**Objective:** Retype the listing that follows, exactly as written.

[Data entries for graphics]

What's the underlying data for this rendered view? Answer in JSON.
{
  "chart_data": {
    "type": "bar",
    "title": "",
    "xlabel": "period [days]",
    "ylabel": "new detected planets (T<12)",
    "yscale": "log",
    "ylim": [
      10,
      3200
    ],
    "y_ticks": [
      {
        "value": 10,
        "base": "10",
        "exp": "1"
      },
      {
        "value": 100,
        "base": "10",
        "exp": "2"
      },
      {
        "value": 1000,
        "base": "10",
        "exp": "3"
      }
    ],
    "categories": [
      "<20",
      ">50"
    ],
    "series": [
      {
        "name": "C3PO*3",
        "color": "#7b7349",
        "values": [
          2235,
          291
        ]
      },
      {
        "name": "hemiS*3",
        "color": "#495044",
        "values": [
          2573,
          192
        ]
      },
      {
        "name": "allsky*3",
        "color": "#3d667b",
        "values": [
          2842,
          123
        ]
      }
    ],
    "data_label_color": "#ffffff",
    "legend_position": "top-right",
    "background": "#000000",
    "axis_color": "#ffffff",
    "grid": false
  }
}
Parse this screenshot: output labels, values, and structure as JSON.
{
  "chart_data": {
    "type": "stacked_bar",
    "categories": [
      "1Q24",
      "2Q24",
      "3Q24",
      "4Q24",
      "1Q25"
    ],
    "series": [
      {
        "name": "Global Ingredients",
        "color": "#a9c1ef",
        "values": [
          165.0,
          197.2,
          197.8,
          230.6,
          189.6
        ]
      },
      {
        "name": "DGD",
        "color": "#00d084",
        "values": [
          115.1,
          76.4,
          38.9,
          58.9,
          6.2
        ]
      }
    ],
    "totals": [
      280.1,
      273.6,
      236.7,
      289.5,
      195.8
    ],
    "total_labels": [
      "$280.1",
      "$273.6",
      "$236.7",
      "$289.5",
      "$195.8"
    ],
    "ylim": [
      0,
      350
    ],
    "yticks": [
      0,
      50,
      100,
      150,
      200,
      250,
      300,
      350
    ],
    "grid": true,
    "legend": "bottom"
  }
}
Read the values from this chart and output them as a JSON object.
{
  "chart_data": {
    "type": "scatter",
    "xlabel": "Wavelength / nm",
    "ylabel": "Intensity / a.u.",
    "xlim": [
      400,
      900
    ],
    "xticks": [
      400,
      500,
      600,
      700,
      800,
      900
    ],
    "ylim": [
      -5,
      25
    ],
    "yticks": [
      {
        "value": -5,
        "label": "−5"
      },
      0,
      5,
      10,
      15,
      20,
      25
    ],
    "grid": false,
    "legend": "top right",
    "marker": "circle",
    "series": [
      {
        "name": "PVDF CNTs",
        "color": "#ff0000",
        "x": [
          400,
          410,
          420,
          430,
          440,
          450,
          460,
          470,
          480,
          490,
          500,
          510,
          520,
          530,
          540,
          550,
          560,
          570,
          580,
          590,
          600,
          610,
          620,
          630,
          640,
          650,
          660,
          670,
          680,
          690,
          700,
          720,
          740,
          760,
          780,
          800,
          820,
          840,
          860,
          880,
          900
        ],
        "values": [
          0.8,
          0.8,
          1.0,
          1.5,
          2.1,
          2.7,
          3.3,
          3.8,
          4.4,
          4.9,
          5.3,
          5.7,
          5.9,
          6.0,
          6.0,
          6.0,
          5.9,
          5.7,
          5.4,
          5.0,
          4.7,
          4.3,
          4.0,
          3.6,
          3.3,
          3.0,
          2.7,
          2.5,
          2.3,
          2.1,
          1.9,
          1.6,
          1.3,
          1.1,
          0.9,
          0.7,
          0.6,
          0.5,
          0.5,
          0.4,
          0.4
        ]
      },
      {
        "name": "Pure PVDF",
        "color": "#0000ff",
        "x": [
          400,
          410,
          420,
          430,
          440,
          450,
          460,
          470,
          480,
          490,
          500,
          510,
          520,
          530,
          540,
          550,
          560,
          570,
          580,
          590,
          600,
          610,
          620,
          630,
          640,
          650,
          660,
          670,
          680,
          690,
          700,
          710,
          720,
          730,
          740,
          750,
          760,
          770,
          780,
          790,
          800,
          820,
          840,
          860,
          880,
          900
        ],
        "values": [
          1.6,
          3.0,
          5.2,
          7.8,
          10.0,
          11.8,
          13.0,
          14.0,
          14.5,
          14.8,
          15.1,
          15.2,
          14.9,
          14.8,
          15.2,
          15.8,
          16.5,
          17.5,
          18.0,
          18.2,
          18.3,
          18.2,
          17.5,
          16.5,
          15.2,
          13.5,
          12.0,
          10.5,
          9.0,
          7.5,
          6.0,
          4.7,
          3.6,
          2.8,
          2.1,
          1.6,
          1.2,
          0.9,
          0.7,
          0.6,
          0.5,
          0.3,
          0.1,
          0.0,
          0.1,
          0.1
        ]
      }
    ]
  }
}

**Answer for this exercise:**
What's the underlying data for this rendered view? Answer in JSON.
{
  "chart_data": {
    "type": "bar",
    "title": "",
    "xlabel": "period [days]",
    "ylabel": "new detected planets (T<12)",
    "yscale": "log",
    "ylim": [
      10,
      3200
    ],
    "y_ticks": [
      {
        "value": 10,
        "base": "10",
        "exp": "1"
      },
      {
        "value": 100,
        "base": "10",
        "exp": "2"
      },
      {
        "value": 1000,
        "base": "10",
        "exp": "3"
      }
    ],
    "categories": [
      "<20",
      ">50"
    ],
    "series": [
      {
        "name": "C3PO*3",
        "color": "#7b7349",
        "values": [
          2235,
          291
        ]
      },
      {
        "name": "hemiS*3",
        "color": "#495044",
        "values": [
          2573,
          192
        ]
      },
      {
        "name": "allsky*3",
        "color": "#3d667b",
        "values": [
          2842,
          123
        ]
      }
    ],
    "data_label_color": "#ffffff",
    "legend_position": "top-right",
    "background": "#000000",
    "axis_color": "#ffffff",
    "grid": false
  }
}
Parse this screenshot: output labels, values, and structure as JSON.
{
  "chart_data": {
    "type": "stacked_bar",
    "categories": [
      "1Q24",
      "2Q24",
      "3Q24",
      "4Q24",
      "1Q25"
    ],
    "series": [
      {
        "name": "Global Ingredients",
        "color": "#a9c1ef",
        "values": [
          165.0,
          197.2,
          197.8,
          230.6,
          189.6
        ]
      },
      {
        "name": "DGD",
        "color": "#00d084",
        "values": [
          115.1,
          76.4,
          38.9,
          58.9,
          6.2
        ]
      }
    ],
    "totals": [
      280.1,
      273.6,
      236.7,
      289.5,
      195.8
    ],
    "total_labels": [
      "$280.1",
      "$273.6",
      "$236.7",
      "$289.5",
      "$195.8"
    ],
    "ylim": [
      0,
      350
    ],
    "yticks": [
      0,
      50,
      100,
      150,
      200,
      250,
      300,
      350
    ],
    "grid": true,
    "legend": "bottom"
  }
}
Read the values from this chart and output them as a JSON object.
{
  "chart_data": {
    "type": "scatter",
    "xlabel": "Wavelength / nm",
    "ylabel": "Intensity / a.u.",
    "xlim": [
      400,
      900
    ],
    "xticks": [
      400,
      500,
      600,
      700,
      800,
      900
    ],
    "ylim": [
      -5,
      25
    ],
    "yticks": [
      {
        "value": -5,
        "label": "−5"
      },
      0,
      5,
      10,
      15,
      20,
      25
    ],
    "grid": false,
    "legend": "top right",
    "marker": "circle",
    "series": [
      {
        "name": "PVDF CNTs",
        "color": "#ff0000",
        "x": [
          400,
          410,
          420,
          430,
          440,
          450,
          460,
          470,
          480,
          490,
          500,
          510,
          520,
          530,
          540,
          550,
          560,
          570,
          580,
          590,
          600,
          610,
          620,
          630,
          640,
          650,
          660,
          670,
          680,
          690,
          700,
          720,
          740,
          760,
          780,
          800,
          820,
          840,
          860,
          880,
          900
        ],
        "values": [
          0.8,
          0.8,
          1.0,
          1.5,
          2.1,
          2.7,
          3.3,
          3.8,
          4.4,
          4.9,
          5.3,
          5.7,
          5.9,
          6.0,
          6.0,
          6.0,
          5.9,
          5.7,
          5.4,
          5.0,
          4.7,
          4.3,
          4.0,
          3.6,
          3.3,
          3.0,
          2.7,
          2.5,
          2.3,
          2.1,
          1.9,
          1.6,
          1.3,
          1.1,
          0.9,
          0.7,
          0.6,
          0.5,
          0.5,
          0.4,
          0.4
        ]
      },
      {
        "name": "Pure PVDF",
        "color": "#0000ff",
        "x": [
          400,
          410,
          420,
          430,
          440,
          450,
          460,
          470,
          480,
          490,
          500,
          510,
          520,
          530,
          540,
          550,
          560,
          570,
          580,
          590,
          600,
          610,
          620,
          630,
          640,
          650,
          660,
          670,
          680,
          690,
          700,
          710,
          720,
          730,
          740,
          750,
          760,
          770,
          780,
          790,
          800,
          820,
          840,
          860,
          880,
          900
        ],
        "values": [
          1.6,
          3.0,
          5.2,
          7.8,
          10.0,
          11.8,
          13.0,
          14.0,
          14.5,
          14.8,
          15.1,
          15.2,
          14.9,
          14.8,
          15.2,
          15.8,
          16.5,
          17.5,
          18.0,
          18.2,
          18.3,
          18.2,
          17.5,
          16.5,
          15.2,
          13.5,
          12.0,
          10.5,
          9.0,
          7.5,
          6.0,
          4.7,
          3.6,
          2.8,
          2.1,
          1.6,
          1.2,
          0.9,
          0.7,
          0.6,
          0.5,
          0.3,
          0.1,
          0.0,
          0.1,
          0.1
        ]
      }
    ]
  }
}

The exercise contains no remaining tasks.